## Excerpted records

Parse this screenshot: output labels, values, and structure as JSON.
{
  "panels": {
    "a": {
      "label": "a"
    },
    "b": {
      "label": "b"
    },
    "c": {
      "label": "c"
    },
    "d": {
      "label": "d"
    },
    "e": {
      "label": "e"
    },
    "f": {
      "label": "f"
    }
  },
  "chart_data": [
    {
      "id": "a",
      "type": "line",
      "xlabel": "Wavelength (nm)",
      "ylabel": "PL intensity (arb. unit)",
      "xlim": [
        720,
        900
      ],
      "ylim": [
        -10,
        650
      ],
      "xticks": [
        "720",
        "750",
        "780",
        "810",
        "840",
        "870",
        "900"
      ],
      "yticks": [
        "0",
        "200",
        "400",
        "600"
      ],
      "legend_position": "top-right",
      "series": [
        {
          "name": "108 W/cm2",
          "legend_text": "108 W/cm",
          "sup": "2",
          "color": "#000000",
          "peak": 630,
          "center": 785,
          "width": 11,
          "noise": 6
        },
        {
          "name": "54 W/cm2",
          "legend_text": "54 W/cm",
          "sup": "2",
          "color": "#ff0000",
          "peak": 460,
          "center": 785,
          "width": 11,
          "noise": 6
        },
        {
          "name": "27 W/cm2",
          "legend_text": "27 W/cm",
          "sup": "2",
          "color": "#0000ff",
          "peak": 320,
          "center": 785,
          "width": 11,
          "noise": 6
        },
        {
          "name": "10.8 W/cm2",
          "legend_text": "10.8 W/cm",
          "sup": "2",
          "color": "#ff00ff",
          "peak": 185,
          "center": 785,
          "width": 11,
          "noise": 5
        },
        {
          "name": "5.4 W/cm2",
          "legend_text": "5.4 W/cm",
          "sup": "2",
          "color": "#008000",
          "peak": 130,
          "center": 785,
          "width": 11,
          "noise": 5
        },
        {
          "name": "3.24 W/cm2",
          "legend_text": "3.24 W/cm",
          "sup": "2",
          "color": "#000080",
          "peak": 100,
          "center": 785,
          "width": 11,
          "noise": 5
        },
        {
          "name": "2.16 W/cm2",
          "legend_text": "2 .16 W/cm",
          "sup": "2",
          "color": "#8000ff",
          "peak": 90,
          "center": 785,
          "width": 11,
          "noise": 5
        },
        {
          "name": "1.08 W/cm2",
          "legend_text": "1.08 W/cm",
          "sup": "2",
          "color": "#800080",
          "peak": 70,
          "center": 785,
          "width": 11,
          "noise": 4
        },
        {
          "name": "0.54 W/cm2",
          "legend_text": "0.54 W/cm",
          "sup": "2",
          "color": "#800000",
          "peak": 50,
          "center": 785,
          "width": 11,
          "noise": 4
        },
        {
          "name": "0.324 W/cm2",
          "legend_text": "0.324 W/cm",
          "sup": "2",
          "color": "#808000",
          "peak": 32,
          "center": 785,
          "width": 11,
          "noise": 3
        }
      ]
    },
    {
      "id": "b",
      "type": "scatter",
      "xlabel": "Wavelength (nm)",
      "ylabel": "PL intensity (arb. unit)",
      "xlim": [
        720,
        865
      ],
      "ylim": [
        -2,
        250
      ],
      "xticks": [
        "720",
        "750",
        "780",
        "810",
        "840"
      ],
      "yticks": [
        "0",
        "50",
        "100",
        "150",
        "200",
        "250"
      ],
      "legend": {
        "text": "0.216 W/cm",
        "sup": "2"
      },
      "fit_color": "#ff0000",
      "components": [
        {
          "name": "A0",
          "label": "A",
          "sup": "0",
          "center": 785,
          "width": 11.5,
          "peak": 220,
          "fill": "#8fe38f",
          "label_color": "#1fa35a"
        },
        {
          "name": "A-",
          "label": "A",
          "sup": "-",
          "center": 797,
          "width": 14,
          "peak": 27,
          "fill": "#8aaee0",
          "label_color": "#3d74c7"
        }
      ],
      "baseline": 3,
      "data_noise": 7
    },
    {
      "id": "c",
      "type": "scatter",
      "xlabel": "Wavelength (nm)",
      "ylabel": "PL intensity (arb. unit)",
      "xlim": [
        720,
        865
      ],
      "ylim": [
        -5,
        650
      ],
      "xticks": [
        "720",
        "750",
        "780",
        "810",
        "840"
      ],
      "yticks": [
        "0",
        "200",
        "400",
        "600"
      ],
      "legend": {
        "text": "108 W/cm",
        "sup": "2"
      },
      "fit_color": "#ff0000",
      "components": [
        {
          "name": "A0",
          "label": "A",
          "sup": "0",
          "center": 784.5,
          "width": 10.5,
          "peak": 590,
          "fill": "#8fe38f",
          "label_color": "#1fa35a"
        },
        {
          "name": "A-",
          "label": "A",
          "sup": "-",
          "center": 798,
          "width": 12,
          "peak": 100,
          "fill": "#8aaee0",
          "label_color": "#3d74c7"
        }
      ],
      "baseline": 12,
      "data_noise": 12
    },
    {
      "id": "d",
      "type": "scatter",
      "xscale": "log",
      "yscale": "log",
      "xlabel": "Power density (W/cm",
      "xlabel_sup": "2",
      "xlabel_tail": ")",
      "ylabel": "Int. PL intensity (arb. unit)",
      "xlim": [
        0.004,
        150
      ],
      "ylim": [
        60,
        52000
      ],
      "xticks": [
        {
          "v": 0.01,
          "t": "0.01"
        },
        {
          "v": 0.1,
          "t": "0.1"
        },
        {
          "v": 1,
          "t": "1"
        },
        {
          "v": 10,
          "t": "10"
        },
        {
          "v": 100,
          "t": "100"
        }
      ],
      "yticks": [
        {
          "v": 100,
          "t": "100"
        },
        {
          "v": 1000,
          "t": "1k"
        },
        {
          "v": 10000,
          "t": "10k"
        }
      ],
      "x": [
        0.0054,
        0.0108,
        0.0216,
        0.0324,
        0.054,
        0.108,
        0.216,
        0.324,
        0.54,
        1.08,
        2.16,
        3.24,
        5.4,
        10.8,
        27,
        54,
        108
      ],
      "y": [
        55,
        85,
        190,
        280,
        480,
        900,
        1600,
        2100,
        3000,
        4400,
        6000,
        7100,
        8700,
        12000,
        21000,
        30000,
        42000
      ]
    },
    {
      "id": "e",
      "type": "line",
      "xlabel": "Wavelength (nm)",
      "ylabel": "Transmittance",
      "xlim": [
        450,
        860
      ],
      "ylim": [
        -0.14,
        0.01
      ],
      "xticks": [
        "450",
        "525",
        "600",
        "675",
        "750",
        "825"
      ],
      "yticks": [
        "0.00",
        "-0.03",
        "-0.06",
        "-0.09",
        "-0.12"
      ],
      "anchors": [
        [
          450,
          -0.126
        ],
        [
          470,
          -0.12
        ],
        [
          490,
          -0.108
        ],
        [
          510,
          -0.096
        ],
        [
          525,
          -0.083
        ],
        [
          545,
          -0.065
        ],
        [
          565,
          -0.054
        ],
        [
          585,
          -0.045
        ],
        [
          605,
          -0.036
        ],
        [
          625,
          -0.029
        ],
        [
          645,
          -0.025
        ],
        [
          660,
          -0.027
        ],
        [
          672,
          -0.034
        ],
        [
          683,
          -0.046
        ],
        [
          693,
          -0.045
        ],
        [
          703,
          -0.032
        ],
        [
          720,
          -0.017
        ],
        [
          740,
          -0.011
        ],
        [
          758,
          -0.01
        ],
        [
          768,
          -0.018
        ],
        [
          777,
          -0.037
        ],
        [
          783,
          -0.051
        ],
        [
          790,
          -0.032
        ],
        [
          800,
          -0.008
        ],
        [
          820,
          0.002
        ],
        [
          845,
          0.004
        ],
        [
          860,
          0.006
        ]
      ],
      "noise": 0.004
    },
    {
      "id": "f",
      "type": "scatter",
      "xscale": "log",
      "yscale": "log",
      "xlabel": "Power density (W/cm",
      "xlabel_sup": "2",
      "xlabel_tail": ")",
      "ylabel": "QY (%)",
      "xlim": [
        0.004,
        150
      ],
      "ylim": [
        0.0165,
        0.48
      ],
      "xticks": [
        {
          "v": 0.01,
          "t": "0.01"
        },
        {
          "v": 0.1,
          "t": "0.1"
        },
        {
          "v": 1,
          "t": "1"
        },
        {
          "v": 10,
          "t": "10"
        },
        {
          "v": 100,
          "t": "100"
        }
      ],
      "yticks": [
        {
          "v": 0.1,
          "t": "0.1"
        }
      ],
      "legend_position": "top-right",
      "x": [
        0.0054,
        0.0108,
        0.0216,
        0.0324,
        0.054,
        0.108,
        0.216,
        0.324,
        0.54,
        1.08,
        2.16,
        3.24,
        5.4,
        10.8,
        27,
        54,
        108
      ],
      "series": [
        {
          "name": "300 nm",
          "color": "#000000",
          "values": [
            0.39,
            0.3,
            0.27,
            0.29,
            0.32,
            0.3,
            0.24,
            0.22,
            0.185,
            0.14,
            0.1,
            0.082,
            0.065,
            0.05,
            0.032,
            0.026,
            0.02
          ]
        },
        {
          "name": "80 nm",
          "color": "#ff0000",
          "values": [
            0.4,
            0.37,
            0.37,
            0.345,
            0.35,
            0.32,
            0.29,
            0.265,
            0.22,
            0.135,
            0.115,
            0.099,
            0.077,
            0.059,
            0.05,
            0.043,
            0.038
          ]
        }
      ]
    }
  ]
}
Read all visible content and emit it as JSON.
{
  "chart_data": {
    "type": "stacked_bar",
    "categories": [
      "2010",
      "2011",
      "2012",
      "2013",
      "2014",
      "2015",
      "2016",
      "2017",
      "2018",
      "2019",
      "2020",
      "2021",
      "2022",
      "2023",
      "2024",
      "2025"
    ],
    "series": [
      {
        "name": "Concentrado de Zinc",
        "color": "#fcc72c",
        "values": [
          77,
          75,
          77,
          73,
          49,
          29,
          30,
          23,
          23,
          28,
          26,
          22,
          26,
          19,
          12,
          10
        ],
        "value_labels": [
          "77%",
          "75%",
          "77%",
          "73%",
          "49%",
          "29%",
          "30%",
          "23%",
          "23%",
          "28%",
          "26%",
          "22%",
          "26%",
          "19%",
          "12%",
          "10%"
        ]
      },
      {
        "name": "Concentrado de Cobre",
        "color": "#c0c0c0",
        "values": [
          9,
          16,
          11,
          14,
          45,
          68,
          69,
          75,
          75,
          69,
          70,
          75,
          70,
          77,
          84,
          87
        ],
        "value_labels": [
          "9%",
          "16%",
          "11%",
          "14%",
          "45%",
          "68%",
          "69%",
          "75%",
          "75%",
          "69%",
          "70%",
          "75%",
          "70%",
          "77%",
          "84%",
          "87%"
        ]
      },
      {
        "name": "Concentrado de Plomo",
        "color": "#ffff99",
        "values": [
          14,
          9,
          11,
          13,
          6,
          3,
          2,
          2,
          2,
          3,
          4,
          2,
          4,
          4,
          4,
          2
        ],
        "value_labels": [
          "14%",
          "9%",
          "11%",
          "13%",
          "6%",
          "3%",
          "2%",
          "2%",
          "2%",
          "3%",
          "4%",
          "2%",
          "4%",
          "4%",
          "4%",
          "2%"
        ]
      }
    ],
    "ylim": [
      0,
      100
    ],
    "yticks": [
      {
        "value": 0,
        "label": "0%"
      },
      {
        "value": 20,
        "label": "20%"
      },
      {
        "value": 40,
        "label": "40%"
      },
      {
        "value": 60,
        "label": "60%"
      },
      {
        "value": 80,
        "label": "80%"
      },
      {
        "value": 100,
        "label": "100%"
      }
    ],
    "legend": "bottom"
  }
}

## Aim
Pick out all lines containing the string "JSON".

## Correct response
Parse this screenshot: output labels, values, and structure as JSON.
Read all visible content and emit it as JSON.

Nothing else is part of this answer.